§ **AIM OF THE EXERCISE**
Select, from the data, each line where "value" occurs.

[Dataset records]
———

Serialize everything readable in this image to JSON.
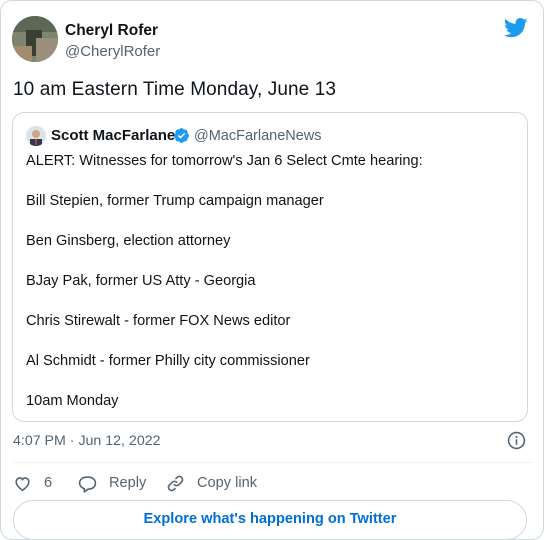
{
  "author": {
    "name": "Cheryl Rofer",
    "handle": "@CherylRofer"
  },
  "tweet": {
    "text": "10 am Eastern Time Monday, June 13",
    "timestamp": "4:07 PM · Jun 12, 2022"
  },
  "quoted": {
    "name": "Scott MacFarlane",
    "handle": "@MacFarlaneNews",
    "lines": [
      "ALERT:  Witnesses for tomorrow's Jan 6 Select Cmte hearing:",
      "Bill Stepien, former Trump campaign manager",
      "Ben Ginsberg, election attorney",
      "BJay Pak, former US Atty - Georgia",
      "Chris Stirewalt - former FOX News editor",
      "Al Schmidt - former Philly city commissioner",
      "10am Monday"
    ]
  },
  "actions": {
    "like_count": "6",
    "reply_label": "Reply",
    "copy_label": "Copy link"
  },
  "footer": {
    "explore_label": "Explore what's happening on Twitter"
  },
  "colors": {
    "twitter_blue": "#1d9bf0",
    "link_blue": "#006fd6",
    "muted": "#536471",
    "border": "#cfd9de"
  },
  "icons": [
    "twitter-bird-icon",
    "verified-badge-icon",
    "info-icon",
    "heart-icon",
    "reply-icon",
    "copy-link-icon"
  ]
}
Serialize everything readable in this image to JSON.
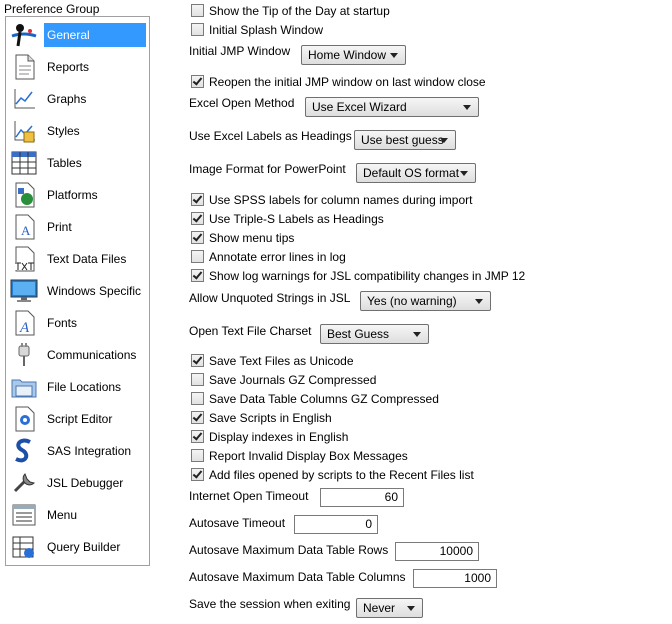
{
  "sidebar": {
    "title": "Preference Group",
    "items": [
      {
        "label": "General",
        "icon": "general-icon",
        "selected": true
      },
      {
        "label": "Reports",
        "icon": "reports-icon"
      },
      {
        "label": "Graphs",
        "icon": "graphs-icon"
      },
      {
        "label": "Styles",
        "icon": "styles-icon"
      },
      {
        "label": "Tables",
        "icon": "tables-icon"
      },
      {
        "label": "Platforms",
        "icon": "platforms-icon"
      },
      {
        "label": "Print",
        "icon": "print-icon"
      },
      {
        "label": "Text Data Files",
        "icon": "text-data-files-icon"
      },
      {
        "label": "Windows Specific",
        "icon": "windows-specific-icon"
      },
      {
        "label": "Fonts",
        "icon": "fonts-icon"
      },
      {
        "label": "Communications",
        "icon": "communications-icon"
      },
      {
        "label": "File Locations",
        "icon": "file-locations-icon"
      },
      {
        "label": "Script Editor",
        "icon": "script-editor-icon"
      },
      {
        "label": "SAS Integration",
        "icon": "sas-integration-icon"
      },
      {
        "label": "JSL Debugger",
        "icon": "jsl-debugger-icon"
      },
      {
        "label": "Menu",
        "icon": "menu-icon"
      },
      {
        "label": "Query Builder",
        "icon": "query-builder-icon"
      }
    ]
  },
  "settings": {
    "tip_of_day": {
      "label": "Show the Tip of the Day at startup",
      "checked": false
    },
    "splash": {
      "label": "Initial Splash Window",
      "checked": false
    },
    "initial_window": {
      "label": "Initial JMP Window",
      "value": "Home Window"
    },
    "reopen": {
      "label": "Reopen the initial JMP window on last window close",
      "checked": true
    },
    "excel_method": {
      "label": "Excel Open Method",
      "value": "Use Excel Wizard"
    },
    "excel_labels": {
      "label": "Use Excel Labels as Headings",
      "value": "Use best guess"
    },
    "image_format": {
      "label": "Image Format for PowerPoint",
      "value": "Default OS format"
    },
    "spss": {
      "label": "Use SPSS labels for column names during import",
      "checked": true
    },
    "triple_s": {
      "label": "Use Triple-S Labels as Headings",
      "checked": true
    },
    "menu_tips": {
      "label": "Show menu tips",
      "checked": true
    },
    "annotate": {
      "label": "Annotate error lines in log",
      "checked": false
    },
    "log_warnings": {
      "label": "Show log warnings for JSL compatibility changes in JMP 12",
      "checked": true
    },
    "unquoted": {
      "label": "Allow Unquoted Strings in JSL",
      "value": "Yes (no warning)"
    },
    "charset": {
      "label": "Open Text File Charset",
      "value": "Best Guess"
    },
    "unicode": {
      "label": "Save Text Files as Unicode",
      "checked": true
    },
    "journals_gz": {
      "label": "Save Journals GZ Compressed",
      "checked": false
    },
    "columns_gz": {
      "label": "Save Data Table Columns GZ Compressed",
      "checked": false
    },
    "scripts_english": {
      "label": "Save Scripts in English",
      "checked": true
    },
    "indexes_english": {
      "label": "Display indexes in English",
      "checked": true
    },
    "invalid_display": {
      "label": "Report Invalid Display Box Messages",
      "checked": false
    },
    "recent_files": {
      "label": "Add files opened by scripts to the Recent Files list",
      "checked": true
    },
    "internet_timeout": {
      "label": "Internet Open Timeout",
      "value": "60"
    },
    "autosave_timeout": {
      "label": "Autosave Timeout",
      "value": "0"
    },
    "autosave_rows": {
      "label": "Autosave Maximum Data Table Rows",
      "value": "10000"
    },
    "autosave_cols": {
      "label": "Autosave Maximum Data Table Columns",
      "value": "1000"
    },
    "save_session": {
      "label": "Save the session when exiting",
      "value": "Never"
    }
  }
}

———

§ **TASK ANSWER**
      "value": "Home Window"
      "value": "Use Excel Wizard"
      "value": "Use best guess"
      "value": "Default OS format"
      "value": "Yes (no warning)"
      "value": "Best Guess"
      "value": "60"
      "value": "0"
      "value": "10000"
      "value": "1000"
      "value": "Never"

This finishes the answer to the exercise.